What needs to be done => Quote all entries in full, exactly.

[Entries from a page text collection]
########
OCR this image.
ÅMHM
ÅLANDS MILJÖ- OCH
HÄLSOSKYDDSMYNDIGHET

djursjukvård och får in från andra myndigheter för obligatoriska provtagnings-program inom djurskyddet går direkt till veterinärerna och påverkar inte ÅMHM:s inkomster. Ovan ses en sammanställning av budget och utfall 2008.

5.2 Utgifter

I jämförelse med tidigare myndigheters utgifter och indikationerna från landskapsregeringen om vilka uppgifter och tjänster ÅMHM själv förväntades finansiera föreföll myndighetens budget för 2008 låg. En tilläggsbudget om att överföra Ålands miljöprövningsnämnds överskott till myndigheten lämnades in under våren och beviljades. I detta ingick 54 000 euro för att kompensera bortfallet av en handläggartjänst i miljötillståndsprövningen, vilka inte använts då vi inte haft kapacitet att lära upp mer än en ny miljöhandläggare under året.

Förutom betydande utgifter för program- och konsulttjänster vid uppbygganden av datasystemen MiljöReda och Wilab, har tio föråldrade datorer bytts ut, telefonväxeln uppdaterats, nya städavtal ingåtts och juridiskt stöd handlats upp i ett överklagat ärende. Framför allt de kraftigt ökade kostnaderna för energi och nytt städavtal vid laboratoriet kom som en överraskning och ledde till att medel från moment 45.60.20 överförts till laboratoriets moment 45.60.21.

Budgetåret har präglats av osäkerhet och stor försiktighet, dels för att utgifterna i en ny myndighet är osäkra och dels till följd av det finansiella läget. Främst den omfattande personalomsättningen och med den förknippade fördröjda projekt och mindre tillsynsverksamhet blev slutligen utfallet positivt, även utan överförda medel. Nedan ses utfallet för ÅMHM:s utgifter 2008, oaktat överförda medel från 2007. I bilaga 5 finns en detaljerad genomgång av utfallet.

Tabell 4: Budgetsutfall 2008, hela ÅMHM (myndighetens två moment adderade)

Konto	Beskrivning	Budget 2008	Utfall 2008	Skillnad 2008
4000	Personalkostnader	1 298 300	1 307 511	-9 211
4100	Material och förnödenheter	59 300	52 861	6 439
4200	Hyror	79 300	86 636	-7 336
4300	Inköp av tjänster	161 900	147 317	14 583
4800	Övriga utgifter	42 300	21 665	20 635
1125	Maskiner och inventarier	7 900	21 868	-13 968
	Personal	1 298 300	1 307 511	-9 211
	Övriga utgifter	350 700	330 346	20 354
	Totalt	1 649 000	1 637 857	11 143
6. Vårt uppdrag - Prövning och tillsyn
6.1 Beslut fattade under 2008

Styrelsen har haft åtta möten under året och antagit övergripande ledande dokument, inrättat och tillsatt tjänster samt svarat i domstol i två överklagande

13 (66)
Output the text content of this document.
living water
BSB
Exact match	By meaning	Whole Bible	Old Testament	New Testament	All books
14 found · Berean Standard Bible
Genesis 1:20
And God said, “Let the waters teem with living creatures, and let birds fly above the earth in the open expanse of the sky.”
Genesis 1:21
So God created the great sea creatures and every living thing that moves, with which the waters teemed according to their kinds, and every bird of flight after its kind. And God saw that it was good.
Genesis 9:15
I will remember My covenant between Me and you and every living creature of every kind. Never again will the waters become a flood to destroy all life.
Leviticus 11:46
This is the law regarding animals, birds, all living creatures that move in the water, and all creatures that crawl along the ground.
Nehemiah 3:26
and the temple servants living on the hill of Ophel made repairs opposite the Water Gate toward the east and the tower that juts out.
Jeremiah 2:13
########
Solved exercise =>
OCR this image.
ÅMHM
ÅLANDS MILJÖ- OCH
HÄLSOSKYDDSMYNDIGHET

djursjukvård och får in från andra myndigheter för obligatoriska provtagnings-program inom djurskyddet går direkt till veterinärerna och påverkar inte ÅMHM:s inkomster. Ovan ses en sammanställning av budget och utfall 2008.

5.2 Utgifter

I jämförelse med tidigare myndigheters utgifter och indikationerna från landskapsregeringen om vilka uppgifter och tjänster ÅMHM själv förväntades finansiera föreföll myndighetens budget för 2008 låg. En tilläggsbudget om att överföra Ålands miljöprövningsnämnds överskott till myndigheten lämnades in under våren och beviljades. I detta ingick 54 000 euro för att kompensera bortfallet av en handläggartjänst i miljötillståndsprövningen, vilka inte använts då vi inte haft kapacitet att lära upp mer än en ny miljöhandläggare under året.

Förutom betydande utgifter för program- och konsulttjänster vid uppbygganden av datasystemen MiljöReda och Wilab, har tio föråldrade datorer bytts ut, telefonväxeln uppdaterats, nya städavtal ingåtts och juridiskt stöd handlats upp i ett överklagat ärende. Framför allt de kraftigt ökade kostnaderna för energi och nytt städavtal vid laboratoriet kom som en överraskning och ledde till att medel från moment 45.60.20 överförts till laboratoriets moment 45.60.21.

Budgetåret har präglats av osäkerhet och stor försiktighet, dels för att utgifterna i en ny myndighet är osäkra och dels till följd av det finansiella läget. Främst den omfattande personalomsättningen och med den förknippade fördröjda projekt och mindre tillsynsverksamhet blev slutligen utfallet positivt, även utan överförda medel. Nedan ses utfallet för ÅMHM:s utgifter 2008, oaktat överförda medel från 2007. I bilaga 5 finns en detaljerad genomgång av utfallet.

Tabell 4: Budgetsutfall 2008, hela ÅMHM (myndighetens två moment adderade)

Konto	Beskrivning	Budget 2008	Utfall 2008	Skillnad 2008
4000	Personalkostnader	1 298 300	1 307 511	-9 211
4100	Material och förnödenheter	59 300	52 861	6 439
4200	Hyror	79 300	86 636	-7 336
4300	Inköp av tjänster	161 900	147 317	14 583
4800	Övriga utgifter	42 300	21 665	20 635
1125	Maskiner och inventarier	7 900	21 868	-13 968
	Personal	1 298 300	1 307 511	-9 211
	Övriga utgifter	350 700	330 346	20 354
	Totalt	1 649 000	1 637 857	11 143
6. Vårt uppdrag - Prövning och tillsyn
6.1 Beslut fattade under 2008

Styrelsen har haft åtta möten under året och antagit övergripande ledande dokument, inrättat och tillsatt tjänster samt svarat i domstol i två överklagande

13 (66)
Output the text content of this document.
living water
BSB
Exact match	By meaning	Whole Bible	Old Testament	New Testament	All books
14 found · Berean Standard Bible
Genesis 1:20
And God said, “Let the waters teem with living creatures, and let birds fly above the earth in the open expanse of the sky.”
Genesis 1:21
So God created the great sea creatures and every living thing that moves, with which the waters teemed according to their kinds, and every bird of flight after its kind. And God saw that it was good.
Genesis 9:15
I will remember My covenant between Me and you and every living creature of every kind. Never again will the waters become a flood to destroy all life.
Leviticus 11:46
This is the law regarding animals, birds, all living creatures that move in the water, and all creatures that crawl along the ground.
Nehemiah 3:26
and the temple servants living on the hill of Ophel made repairs opposite the Water Gate toward the east and the tower that juts out.
Jeremiah 2:13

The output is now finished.